* Start DATA EXCERPTS *
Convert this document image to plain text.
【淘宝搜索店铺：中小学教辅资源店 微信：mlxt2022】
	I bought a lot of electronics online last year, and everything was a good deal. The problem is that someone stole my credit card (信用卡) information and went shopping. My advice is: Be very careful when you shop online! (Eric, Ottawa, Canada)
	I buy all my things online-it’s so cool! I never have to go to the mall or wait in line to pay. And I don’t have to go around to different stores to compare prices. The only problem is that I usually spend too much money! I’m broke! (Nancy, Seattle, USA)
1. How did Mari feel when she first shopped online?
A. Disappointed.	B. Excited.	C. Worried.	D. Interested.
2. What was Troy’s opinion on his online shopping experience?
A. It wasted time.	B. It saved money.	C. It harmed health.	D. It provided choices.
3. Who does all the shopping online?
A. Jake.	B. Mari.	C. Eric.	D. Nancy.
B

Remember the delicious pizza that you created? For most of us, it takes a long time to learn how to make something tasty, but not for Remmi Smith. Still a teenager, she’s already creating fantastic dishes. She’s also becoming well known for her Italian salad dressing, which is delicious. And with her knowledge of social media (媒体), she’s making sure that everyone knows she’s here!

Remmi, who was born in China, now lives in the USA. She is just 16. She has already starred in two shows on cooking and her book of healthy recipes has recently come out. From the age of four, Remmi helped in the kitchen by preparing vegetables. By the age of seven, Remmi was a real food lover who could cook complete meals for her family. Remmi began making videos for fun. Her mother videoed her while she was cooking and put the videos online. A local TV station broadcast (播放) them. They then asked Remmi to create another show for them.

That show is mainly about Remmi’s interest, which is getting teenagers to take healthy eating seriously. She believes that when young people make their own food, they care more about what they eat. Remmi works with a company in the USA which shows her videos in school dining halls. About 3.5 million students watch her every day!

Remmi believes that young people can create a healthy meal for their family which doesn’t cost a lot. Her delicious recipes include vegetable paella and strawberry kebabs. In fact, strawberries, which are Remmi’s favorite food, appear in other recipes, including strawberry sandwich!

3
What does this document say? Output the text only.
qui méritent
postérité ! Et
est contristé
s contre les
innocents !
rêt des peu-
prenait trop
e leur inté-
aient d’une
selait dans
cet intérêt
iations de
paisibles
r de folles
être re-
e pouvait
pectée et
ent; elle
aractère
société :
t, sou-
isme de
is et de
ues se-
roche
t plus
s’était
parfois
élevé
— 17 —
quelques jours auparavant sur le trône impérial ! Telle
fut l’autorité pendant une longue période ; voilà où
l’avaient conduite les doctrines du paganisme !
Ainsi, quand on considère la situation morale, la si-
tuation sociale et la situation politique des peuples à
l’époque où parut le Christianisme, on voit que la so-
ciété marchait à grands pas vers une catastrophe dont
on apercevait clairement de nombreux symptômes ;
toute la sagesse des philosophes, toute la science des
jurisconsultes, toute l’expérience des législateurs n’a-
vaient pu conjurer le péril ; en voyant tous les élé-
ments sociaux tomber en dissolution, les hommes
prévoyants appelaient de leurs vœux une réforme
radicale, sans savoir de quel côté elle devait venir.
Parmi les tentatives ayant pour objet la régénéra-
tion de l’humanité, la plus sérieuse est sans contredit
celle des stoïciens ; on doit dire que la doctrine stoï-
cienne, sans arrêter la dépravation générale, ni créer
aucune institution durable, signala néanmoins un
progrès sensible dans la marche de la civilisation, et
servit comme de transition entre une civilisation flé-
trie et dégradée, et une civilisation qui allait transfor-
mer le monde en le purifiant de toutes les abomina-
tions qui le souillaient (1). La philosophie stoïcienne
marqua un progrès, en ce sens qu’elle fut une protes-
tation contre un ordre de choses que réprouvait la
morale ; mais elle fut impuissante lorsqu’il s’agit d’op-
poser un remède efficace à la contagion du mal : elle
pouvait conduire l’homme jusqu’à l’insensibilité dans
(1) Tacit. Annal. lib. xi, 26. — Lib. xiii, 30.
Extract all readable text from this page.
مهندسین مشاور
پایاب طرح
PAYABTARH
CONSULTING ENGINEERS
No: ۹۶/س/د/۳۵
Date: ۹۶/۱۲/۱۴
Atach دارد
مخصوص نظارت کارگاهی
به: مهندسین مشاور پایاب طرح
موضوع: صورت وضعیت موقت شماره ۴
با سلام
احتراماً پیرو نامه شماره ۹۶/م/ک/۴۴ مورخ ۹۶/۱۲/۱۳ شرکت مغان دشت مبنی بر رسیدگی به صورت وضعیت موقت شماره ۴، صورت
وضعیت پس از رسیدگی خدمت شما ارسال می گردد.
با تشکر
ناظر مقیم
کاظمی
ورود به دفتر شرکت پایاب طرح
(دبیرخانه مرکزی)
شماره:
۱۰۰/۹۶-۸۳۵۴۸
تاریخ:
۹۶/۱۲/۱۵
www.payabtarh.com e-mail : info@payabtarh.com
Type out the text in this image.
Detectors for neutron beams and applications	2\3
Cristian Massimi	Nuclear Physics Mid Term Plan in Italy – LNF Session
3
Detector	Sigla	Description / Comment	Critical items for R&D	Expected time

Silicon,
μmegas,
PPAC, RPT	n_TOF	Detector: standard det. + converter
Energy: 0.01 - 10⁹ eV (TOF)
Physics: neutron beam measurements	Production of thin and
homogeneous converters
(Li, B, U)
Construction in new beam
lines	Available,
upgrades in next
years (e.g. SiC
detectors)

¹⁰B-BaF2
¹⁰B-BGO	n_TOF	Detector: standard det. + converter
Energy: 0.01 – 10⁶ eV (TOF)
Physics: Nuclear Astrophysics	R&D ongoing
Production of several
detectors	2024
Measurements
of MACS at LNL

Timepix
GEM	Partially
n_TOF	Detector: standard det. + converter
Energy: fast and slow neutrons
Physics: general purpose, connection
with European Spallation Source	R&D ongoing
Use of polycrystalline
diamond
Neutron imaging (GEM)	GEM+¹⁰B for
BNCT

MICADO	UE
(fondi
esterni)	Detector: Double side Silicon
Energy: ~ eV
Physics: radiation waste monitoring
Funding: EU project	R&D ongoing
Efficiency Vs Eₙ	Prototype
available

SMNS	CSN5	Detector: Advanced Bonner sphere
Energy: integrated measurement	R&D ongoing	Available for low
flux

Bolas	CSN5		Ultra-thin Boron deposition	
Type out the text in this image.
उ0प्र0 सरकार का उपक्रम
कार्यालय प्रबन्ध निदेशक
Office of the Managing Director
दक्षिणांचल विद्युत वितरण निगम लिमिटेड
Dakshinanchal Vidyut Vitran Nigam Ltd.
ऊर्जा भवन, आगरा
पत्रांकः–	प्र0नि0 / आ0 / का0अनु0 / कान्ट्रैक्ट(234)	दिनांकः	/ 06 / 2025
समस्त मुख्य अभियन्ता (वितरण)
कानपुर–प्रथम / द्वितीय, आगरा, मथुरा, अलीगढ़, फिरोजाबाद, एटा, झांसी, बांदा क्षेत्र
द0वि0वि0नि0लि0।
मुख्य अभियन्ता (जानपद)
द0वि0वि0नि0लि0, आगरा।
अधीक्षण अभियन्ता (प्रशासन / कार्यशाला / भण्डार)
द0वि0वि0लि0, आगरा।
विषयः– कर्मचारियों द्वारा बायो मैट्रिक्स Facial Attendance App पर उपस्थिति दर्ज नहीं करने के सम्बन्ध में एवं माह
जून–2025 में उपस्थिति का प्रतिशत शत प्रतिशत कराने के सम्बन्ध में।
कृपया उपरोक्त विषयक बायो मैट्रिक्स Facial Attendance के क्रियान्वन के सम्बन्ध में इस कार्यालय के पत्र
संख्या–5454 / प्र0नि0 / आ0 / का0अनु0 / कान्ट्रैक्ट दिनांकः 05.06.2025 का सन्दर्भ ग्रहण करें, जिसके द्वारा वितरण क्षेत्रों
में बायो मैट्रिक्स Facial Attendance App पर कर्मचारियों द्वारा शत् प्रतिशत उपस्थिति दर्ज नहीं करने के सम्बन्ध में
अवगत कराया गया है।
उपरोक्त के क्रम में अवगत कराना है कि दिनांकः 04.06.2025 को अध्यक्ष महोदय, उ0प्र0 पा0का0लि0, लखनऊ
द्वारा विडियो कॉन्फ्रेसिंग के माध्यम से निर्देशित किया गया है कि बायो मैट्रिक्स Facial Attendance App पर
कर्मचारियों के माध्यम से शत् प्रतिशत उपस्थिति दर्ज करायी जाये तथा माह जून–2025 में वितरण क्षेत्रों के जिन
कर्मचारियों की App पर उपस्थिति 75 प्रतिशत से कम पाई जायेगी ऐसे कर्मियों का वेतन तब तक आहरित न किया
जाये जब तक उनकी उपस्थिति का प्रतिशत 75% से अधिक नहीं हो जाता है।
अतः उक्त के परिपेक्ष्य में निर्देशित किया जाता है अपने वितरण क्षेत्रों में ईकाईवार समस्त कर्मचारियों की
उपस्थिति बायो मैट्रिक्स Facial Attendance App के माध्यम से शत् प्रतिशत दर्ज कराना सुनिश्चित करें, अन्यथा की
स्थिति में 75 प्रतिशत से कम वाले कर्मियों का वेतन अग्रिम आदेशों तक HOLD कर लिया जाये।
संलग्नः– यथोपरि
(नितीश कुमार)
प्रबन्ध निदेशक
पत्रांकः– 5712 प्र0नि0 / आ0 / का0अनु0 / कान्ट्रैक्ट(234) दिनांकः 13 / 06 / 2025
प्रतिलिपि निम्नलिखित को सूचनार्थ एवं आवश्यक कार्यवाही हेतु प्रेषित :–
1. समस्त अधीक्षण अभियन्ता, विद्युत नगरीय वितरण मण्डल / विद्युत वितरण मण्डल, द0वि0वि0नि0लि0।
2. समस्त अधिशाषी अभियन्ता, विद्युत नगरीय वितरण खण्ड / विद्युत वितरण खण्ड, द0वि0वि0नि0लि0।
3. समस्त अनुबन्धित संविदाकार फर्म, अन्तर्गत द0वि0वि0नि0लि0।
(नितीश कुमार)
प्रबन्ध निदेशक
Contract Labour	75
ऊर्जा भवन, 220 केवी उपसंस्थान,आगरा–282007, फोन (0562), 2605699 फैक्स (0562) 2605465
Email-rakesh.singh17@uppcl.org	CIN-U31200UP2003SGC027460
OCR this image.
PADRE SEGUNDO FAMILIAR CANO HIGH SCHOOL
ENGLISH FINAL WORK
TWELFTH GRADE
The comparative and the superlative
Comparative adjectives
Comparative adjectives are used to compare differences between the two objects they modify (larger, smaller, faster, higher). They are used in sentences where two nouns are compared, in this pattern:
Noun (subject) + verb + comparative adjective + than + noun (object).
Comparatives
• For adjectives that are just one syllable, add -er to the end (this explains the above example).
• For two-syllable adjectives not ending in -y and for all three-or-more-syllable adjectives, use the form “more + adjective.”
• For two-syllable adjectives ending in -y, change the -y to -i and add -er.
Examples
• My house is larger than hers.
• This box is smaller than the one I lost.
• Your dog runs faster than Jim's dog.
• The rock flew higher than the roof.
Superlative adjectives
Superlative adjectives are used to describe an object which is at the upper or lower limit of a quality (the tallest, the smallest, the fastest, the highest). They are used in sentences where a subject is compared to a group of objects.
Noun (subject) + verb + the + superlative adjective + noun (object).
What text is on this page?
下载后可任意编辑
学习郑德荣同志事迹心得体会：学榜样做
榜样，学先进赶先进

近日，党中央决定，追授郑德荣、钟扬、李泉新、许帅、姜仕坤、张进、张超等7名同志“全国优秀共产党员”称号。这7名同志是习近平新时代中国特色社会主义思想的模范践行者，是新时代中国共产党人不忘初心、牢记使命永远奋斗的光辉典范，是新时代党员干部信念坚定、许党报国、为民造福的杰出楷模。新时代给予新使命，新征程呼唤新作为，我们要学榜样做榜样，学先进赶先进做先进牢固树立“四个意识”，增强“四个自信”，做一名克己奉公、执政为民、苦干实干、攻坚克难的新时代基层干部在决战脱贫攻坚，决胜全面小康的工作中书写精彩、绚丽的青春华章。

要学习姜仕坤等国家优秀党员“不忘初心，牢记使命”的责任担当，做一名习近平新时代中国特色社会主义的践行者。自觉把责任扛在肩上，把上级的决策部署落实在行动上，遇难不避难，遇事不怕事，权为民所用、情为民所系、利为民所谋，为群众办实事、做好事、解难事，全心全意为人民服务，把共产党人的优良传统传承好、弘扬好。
* End DATA EXCERPTS *
EXERCISE TASK: Pull out each line containing the word "ongoing" and copy it.

OUTPUT:
Physics: Nuclear Astrophysics	R&D ongoing
with European Spallation Source	R&D ongoing
Funding: EU project	R&D ongoing
Energy: integrated measurement	R&D ongoing	Available for low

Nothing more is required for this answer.